**Records that describe figures:**
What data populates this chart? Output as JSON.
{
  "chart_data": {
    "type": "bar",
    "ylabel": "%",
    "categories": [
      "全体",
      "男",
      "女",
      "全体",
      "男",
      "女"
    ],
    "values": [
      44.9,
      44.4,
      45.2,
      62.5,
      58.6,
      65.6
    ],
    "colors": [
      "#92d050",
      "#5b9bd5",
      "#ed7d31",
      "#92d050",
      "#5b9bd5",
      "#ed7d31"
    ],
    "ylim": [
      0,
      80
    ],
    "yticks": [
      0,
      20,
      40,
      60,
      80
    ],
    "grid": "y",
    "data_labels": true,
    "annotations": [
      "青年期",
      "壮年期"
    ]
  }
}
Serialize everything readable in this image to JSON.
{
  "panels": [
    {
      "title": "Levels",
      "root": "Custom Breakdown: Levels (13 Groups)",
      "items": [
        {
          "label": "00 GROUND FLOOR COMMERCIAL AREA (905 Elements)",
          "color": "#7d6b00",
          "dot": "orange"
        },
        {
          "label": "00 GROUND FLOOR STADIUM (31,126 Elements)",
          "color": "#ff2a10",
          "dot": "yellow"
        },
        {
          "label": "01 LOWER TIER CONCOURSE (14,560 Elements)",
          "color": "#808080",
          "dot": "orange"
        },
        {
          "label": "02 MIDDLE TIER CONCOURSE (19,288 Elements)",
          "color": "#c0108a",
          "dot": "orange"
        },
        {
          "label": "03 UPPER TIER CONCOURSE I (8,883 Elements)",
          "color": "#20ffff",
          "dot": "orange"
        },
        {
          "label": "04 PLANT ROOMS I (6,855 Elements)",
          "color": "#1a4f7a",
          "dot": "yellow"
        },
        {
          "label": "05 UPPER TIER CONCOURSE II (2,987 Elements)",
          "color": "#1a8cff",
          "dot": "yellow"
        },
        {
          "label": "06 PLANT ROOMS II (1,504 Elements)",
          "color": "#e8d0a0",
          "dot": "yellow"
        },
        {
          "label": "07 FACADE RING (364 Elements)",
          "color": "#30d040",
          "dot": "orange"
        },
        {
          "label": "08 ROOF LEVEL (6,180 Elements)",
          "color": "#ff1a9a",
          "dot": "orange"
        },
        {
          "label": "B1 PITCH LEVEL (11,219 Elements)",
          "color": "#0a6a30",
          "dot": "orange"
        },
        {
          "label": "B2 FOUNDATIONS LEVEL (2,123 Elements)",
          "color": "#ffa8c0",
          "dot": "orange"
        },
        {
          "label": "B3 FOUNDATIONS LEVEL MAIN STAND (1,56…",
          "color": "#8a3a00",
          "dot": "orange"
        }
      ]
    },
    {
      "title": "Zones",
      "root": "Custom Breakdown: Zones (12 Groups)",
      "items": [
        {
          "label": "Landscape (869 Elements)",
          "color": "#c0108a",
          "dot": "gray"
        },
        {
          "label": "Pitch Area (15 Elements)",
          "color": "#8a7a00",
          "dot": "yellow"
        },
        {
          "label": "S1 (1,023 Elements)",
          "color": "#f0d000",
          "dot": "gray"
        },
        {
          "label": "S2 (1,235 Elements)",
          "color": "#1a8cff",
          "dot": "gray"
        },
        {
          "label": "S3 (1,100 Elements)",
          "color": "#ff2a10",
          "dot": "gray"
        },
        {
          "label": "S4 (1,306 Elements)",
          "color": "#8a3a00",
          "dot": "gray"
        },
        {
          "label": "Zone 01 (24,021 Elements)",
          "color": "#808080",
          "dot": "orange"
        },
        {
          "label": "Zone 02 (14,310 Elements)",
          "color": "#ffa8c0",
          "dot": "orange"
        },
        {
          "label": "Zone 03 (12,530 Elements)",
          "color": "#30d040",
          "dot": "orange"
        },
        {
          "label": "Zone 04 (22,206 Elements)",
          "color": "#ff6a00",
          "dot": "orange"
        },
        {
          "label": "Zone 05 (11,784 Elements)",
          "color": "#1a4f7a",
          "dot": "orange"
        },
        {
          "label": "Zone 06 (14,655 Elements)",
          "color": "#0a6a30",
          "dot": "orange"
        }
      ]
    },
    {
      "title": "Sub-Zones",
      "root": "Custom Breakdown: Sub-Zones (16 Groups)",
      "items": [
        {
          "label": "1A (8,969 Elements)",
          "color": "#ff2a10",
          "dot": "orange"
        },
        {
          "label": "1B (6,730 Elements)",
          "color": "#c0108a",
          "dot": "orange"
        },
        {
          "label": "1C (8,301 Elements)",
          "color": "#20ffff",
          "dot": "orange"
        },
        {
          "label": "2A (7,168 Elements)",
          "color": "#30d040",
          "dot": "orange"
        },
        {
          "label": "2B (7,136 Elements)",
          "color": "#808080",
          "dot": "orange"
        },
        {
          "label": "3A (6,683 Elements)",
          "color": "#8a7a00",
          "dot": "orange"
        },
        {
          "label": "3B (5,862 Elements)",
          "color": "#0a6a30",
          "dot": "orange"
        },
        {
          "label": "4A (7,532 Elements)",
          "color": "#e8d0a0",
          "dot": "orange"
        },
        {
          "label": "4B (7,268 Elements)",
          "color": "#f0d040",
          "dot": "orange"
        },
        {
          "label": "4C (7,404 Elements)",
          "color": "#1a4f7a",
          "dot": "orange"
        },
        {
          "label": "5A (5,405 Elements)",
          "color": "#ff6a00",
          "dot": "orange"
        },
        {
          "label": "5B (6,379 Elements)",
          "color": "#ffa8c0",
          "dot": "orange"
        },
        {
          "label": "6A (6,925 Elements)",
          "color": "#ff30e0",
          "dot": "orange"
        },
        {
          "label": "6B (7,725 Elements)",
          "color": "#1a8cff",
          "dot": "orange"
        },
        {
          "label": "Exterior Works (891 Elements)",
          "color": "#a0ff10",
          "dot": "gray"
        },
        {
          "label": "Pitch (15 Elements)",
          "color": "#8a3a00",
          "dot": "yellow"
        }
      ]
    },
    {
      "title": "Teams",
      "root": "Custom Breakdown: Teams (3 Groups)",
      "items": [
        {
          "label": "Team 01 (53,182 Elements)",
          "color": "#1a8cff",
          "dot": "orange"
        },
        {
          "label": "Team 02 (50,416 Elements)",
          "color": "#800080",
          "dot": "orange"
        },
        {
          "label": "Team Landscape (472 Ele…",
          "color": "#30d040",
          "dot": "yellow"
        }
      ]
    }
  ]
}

**Set problem:**
Sift the material for lines with the string "JSON". Copy each one found.

**Full answer:**
What data populates this chart? Output as JSON.
Serialize everything readable in this image to JSON.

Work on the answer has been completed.